--- Start of Information shown ---

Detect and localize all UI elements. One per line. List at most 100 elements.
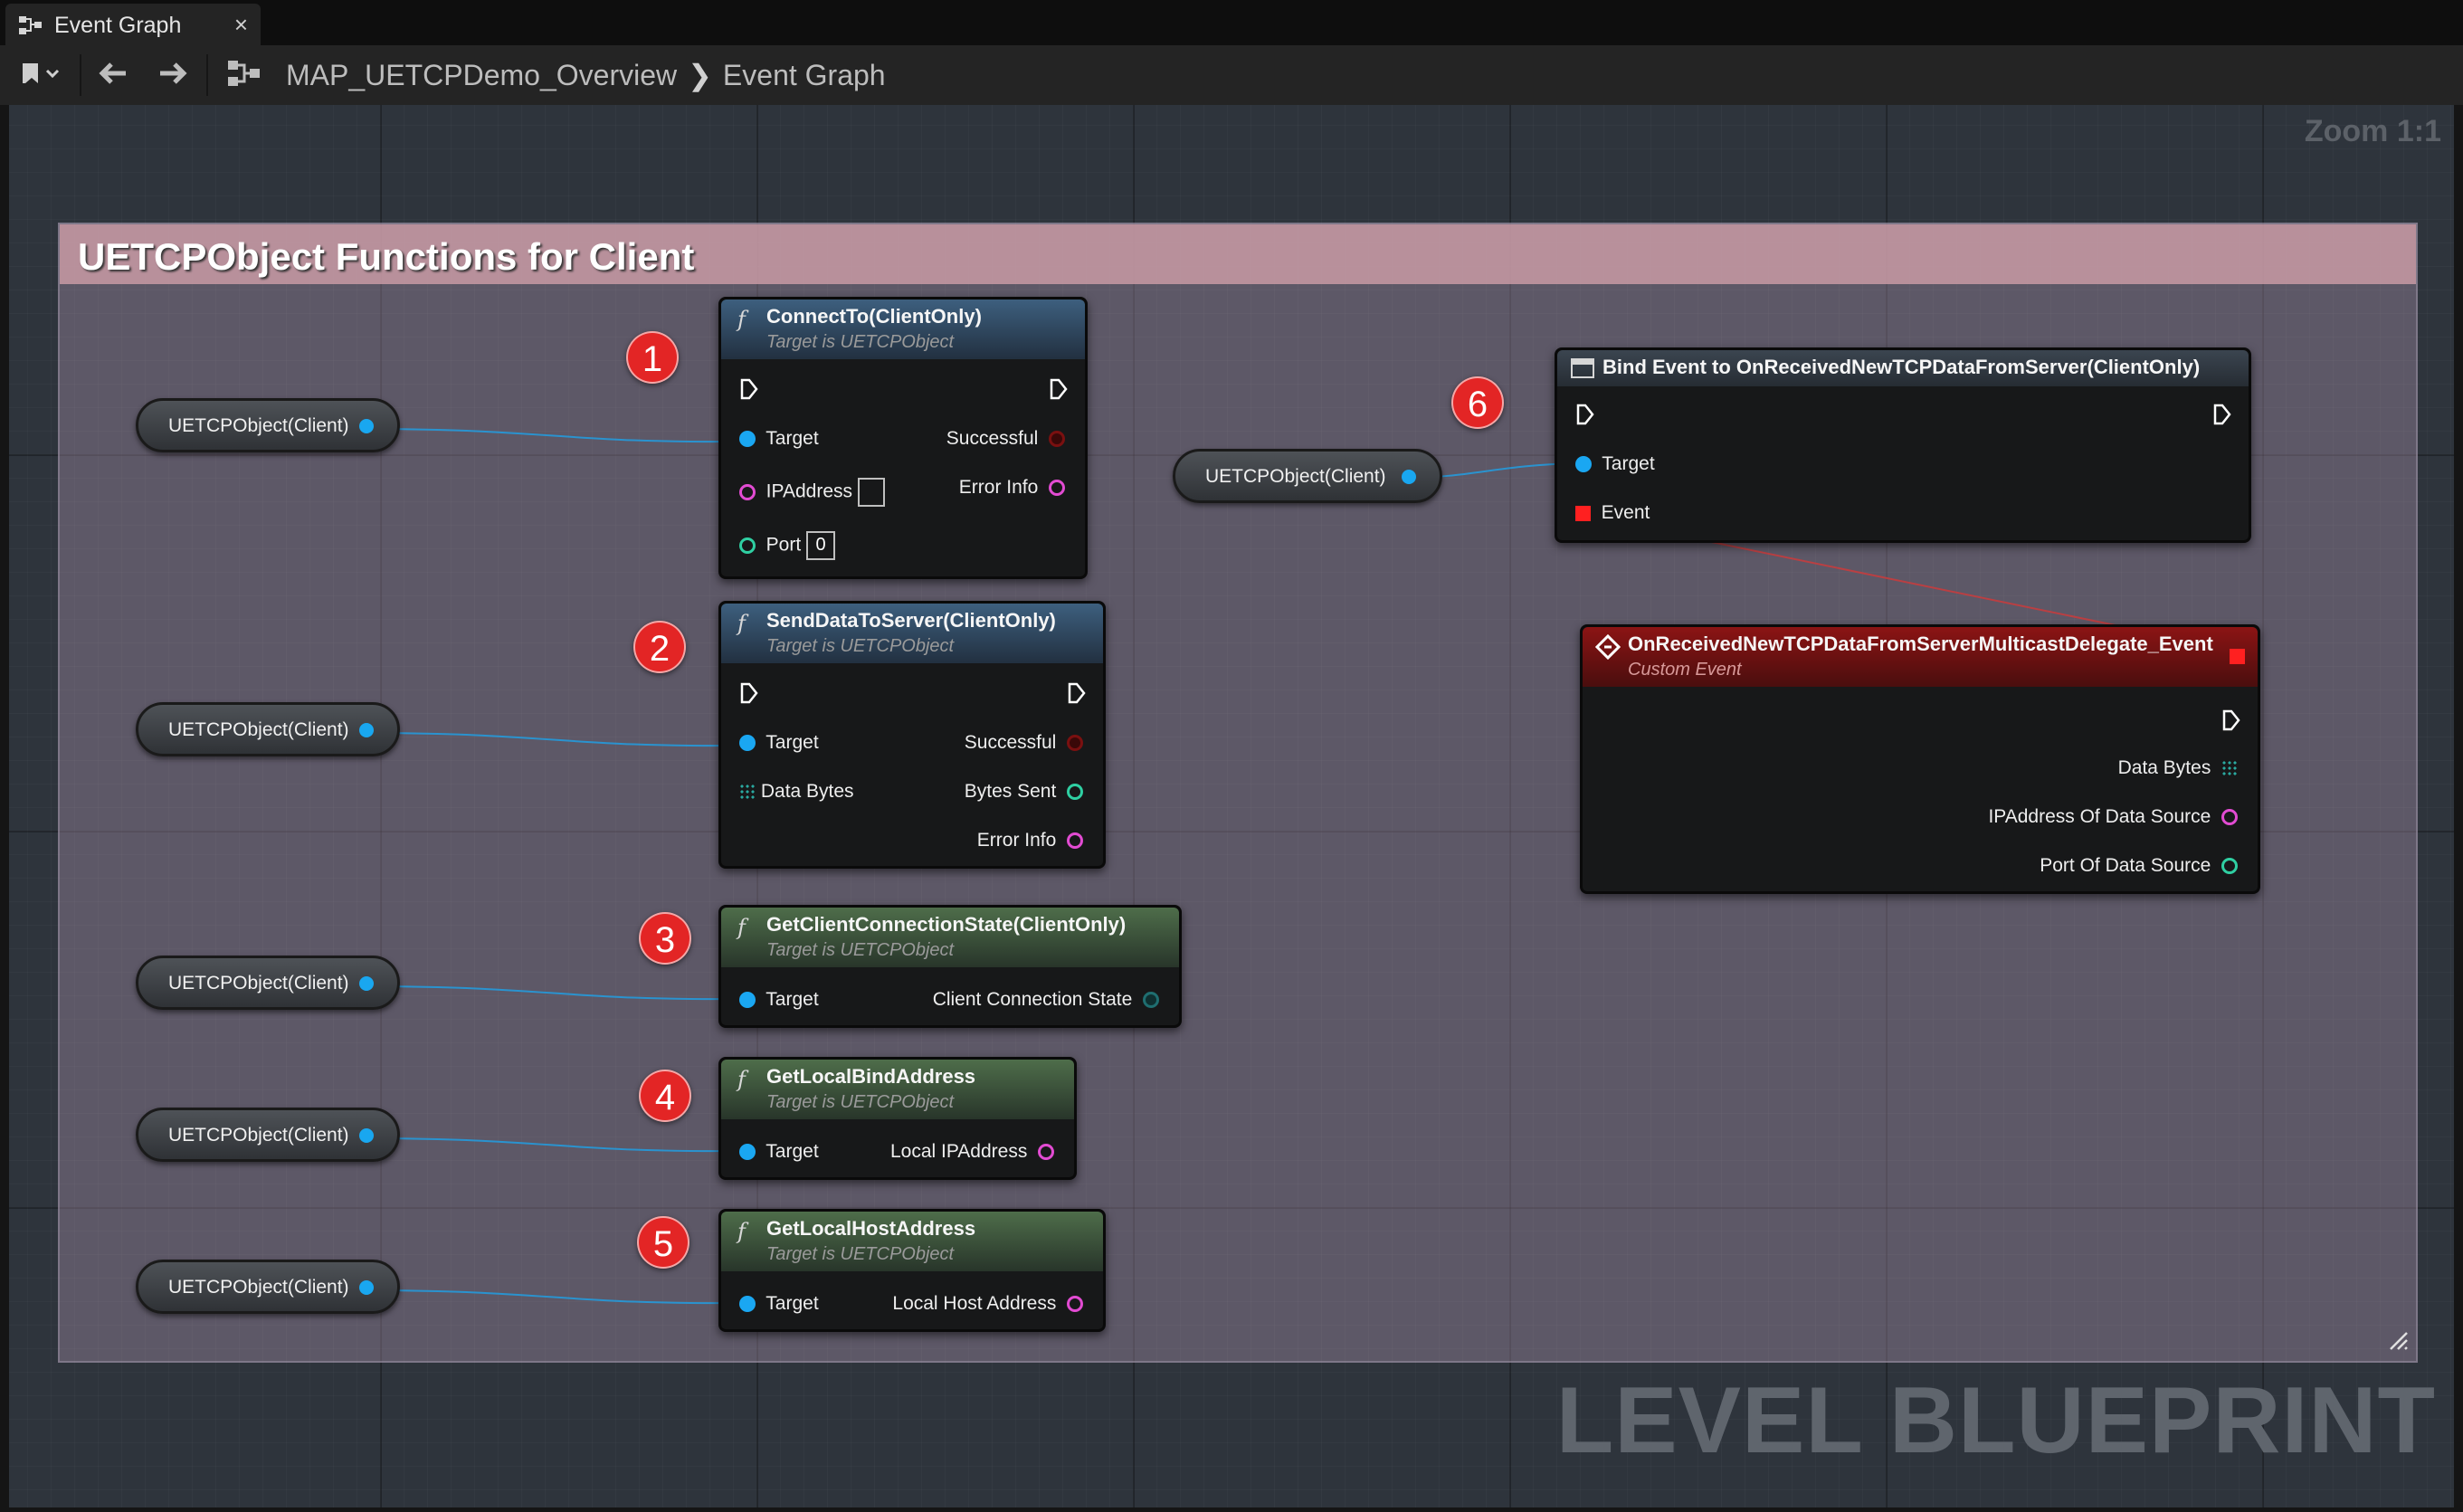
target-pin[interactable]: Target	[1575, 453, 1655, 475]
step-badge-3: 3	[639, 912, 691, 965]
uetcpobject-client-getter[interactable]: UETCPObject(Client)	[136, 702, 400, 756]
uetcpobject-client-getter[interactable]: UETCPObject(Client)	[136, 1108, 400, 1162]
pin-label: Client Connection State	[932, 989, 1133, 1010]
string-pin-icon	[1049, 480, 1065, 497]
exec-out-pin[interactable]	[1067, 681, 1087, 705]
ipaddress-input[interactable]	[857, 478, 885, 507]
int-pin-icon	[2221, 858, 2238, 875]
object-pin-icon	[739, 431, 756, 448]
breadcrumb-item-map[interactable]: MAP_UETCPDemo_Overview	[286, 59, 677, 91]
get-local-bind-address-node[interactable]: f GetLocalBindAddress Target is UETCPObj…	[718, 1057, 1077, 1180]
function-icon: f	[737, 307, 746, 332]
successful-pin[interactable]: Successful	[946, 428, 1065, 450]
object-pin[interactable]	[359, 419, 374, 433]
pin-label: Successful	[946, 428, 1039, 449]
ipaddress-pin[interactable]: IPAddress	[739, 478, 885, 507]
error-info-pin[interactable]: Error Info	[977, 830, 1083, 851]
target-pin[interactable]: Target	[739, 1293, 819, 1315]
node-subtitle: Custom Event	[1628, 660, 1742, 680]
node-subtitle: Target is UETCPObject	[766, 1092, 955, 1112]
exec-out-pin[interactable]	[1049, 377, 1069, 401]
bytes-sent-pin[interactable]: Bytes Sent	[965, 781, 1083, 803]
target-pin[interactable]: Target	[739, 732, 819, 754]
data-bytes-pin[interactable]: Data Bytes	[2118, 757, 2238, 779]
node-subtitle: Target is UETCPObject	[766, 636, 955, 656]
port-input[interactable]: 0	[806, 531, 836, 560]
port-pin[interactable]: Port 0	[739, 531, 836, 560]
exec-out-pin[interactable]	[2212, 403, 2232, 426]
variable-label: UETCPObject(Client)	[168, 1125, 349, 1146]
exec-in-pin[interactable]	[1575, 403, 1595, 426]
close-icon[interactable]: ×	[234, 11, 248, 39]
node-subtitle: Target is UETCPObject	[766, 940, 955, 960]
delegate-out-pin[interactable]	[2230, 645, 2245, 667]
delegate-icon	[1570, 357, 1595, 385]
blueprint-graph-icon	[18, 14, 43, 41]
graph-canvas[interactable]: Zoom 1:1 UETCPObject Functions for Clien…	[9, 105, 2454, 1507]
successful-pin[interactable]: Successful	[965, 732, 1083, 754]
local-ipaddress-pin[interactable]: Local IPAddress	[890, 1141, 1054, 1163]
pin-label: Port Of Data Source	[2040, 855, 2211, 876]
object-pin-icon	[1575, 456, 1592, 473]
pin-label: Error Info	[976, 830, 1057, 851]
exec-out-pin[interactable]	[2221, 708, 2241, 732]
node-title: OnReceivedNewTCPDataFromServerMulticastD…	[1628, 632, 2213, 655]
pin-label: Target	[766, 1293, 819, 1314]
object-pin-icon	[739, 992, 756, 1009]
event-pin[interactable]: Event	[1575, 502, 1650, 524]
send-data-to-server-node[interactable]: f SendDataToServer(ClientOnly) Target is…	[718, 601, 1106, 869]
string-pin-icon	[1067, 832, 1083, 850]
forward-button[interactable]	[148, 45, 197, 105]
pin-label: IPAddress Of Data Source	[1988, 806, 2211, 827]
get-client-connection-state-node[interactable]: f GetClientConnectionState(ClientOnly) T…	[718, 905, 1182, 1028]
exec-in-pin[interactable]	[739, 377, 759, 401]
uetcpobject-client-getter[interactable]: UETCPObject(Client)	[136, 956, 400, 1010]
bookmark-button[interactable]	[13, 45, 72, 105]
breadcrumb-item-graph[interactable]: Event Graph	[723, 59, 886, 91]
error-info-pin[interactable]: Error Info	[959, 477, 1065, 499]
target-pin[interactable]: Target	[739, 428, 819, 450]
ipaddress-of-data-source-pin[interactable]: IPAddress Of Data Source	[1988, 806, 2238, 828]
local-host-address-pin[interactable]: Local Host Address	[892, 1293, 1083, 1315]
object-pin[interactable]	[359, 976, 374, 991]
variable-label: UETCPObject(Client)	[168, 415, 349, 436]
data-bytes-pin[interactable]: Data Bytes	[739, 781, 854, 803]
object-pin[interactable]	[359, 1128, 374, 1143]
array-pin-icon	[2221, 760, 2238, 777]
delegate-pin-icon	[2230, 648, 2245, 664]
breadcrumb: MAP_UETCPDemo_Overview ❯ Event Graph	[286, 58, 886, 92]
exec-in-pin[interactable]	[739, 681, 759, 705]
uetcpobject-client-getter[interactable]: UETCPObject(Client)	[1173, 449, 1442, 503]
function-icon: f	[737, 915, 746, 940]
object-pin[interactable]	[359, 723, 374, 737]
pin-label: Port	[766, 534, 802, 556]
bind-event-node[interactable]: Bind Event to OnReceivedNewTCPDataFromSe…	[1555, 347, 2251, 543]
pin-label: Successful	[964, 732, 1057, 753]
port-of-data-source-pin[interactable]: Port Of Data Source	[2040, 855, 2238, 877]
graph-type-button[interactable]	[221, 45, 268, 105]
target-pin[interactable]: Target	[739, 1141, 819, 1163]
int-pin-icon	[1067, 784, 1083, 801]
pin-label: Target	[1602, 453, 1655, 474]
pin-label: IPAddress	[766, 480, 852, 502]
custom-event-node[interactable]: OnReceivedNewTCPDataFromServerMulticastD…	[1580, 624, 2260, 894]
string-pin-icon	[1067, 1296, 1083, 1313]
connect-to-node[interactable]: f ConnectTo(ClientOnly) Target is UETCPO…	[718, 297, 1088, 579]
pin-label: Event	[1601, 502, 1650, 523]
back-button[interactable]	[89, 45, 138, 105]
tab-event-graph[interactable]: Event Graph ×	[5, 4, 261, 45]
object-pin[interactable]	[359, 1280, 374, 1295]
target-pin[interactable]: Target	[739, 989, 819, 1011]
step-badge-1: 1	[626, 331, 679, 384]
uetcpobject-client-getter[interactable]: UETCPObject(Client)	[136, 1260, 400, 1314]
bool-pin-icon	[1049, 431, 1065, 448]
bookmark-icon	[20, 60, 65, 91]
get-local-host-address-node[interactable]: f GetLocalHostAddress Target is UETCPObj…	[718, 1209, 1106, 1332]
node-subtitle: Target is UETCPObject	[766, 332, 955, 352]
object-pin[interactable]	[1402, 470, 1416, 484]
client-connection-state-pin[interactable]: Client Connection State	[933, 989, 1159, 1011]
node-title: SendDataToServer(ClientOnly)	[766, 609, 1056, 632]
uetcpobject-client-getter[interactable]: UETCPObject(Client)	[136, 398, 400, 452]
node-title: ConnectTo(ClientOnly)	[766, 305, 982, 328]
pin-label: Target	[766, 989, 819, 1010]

--- End of Information shown ---

Set exercise — Print all of the records above word for word, line by line, leaving out the pictures.

Result for this task —
Detect and localize all UI elements. One per line. List at most 100 elements.
target-pin[interactable]: Target	[1575, 453, 1655, 475]
step-badge-3: 3	[639, 912, 691, 965]
uetcpobject-client-getter[interactable]: UETCPObject(Client)	[136, 702, 400, 756]
uetcpobject-client-getter[interactable]: UETCPObject(Client)	[136, 1108, 400, 1162]
pin-label: Client Connection State	[932, 989, 1133, 1010]
string-pin-icon	[1049, 480, 1065, 497]
exec-out-pin[interactable]	[1067, 681, 1087, 705]
ipaddress-input[interactable]	[857, 478, 885, 507]
int-pin-icon	[2221, 858, 2238, 875]
object-pin-icon	[739, 431, 756, 448]
breadcrumb-item-map[interactable]: MAP_UETCPDemo_Overview	[286, 59, 677, 91]
get-local-bind-address-node[interactable]: f GetLocalBindAddress Target is UETCPObj…	[718, 1057, 1077, 1180]
function-icon: f	[737, 307, 746, 332]
successful-pin[interactable]: Successful	[946, 428, 1065, 450]
object-pin[interactable]	[359, 419, 374, 433]
pin-label: Successful	[946, 428, 1039, 449]
ipaddress-pin[interactable]: IPAddress	[739, 478, 885, 507]
error-info-pin[interactable]: Error Info	[977, 830, 1083, 851]
target-pin[interactable]: Target	[739, 1293, 819, 1315]
node-subtitle: Custom Event	[1628, 660, 1742, 680]
node-subtitle: Target is UETCPObject	[766, 1092, 955, 1112]
exec-out-pin[interactable]	[1049, 377, 1069, 401]
bytes-sent-pin[interactable]: Bytes Sent	[965, 781, 1083, 803]
target-pin[interactable]: Target	[739, 732, 819, 754]
data-bytes-pin[interactable]: Data Bytes	[2118, 757, 2238, 779]
node-subtitle: Target is UETCPObject	[766, 636, 955, 656]
port-input[interactable]: 0	[806, 531, 836, 560]
port-pin[interactable]: Port 0	[739, 531, 836, 560]
exec-out-pin[interactable]	[2212, 403, 2232, 426]
variable-label: UETCPObject(Client)	[168, 1125, 349, 1146]
exec-in-pin[interactable]	[1575, 403, 1595, 426]
close-icon[interactable]: ×	[234, 11, 248, 39]
node-subtitle: Target is UETCPObject	[766, 940, 955, 960]
delegate-out-pin[interactable]	[2230, 645, 2245, 667]
delegate-icon	[1570, 357, 1595, 385]
blueprint-graph-icon	[18, 14, 43, 41]
graph-canvas[interactable]: Zoom 1:1 UETCPObject Functions for Clien…	[9, 105, 2454, 1507]
successful-pin[interactable]: Successful	[965, 732, 1083, 754]
local-ipaddress-pin[interactable]: Local IPAddress	[890, 1141, 1054, 1163]
pin-label: Port Of Data Source	[2040, 855, 2211, 876]
object-pin-icon	[1575, 456, 1592, 473]
pin-label: Error Info	[976, 830, 1057, 851]
exec-out-pin[interactable]	[2221, 708, 2241, 732]
node-title: OnReceivedNewTCPDataFromServerMulticastD…	[1628, 632, 2213, 655]
pin-label: Target	[766, 1293, 819, 1314]
object-pin-icon	[739, 992, 756, 1009]
event-pin[interactable]: Event	[1575, 502, 1650, 524]
send-data-to-server-node[interactable]: f SendDataToServer(ClientOnly) Target is…	[718, 601, 1106, 869]
string-pin-icon	[1067, 832, 1083, 850]
forward-button[interactable]	[148, 45, 197, 105]
pin-label: IPAddress Of Data Source	[1988, 806, 2211, 827]
get-client-connection-state-node[interactable]: f GetClientConnectionState(ClientOnly) T…	[718, 905, 1182, 1028]
exec-in-pin[interactable]	[739, 377, 759, 401]
uetcpobject-client-getter[interactable]: UETCPObject(Client)	[136, 956, 400, 1010]
bookmark-button[interactable]	[13, 45, 72, 105]
breadcrumb-item-graph[interactable]: Event Graph	[723, 59, 886, 91]
error-info-pin[interactable]: Error Info	[959, 477, 1065, 499]
target-pin[interactable]: Target	[739, 428, 819, 450]
ipaddress-of-data-source-pin[interactable]: IPAddress Of Data Source	[1988, 806, 2238, 828]
local-host-address-pin[interactable]: Local Host Address	[892, 1293, 1083, 1315]
object-pin[interactable]	[359, 976, 374, 991]
variable-label: UETCPObject(Client)	[168, 415, 349, 436]
data-bytes-pin[interactable]: Data Bytes	[739, 781, 854, 803]
object-pin[interactable]	[359, 1128, 374, 1143]
array-pin-icon	[2221, 760, 2238, 777]
delegate-pin-icon	[2230, 648, 2245, 664]
breadcrumb: MAP_UETCPDemo_Overview ❯ Event Graph	[286, 58, 886, 92]
exec-in-pin[interactable]	[739, 681, 759, 705]
uetcpobject-client-getter[interactable]: UETCPObject(Client)	[1173, 449, 1442, 503]
function-icon: f	[737, 915, 746, 940]
object-pin[interactable]	[359, 723, 374, 737]
pin-label: Port	[766, 534, 802, 556]
bind-event-node[interactable]: Bind Event to OnReceivedNewTCPDataFromSe…	[1555, 347, 2251, 543]
pin-label: Successful	[964, 732, 1057, 753]
port-of-data-source-pin[interactable]: Port Of Data Source	[2040, 855, 2238, 877]
graph-type-button[interactable]	[221, 45, 268, 105]
target-pin[interactable]: Target	[739, 1141, 819, 1163]
int-pin-icon	[1067, 784, 1083, 801]
pin-label: Target	[1602, 453, 1655, 474]
pin-label: IPAddress	[766, 480, 852, 502]
custom-event-node[interactable]: OnReceivedNewTCPDataFromServerMulticastD…	[1580, 624, 2260, 894]
string-pin-icon	[1067, 1296, 1083, 1313]
connect-to-node[interactable]: f ConnectTo(ClientOnly) Target is UETCPO…	[718, 297, 1088, 579]
pin-label: Event	[1601, 502, 1650, 523]
back-button[interactable]	[89, 45, 138, 105]
tab-event-graph[interactable]: Event Graph ×	[5, 4, 261, 45]
object-pin[interactable]	[359, 1280, 374, 1295]
target-pin[interactable]: Target	[739, 989, 819, 1011]
step-badge-1: 1	[626, 331, 679, 384]
uetcpobject-client-getter[interactable]: UETCPObject(Client)	[136, 1260, 400, 1314]
bool-pin-icon	[1049, 431, 1065, 448]
bookmark-icon	[20, 60, 65, 91]
get-local-host-address-node[interactable]: f GetLocalHostAddress Target is UETCPObj…	[718, 1209, 1106, 1332]
node-subtitle: Target is UETCPObject	[766, 332, 955, 352]
object-pin[interactable]	[1402, 470, 1416, 484]
client-connection-state-pin[interactable]: Client Connection State	[933, 989, 1159, 1011]
node-title: SendDataToServer(ClientOnly)	[766, 609, 1056, 632]
uetcpobject-client-getter[interactable]: UETCPObject(Client)	[136, 398, 400, 452]
node-title: ConnectTo(ClientOnly)	[766, 305, 982, 328]
pin-label: Target	[766, 989, 819, 1010]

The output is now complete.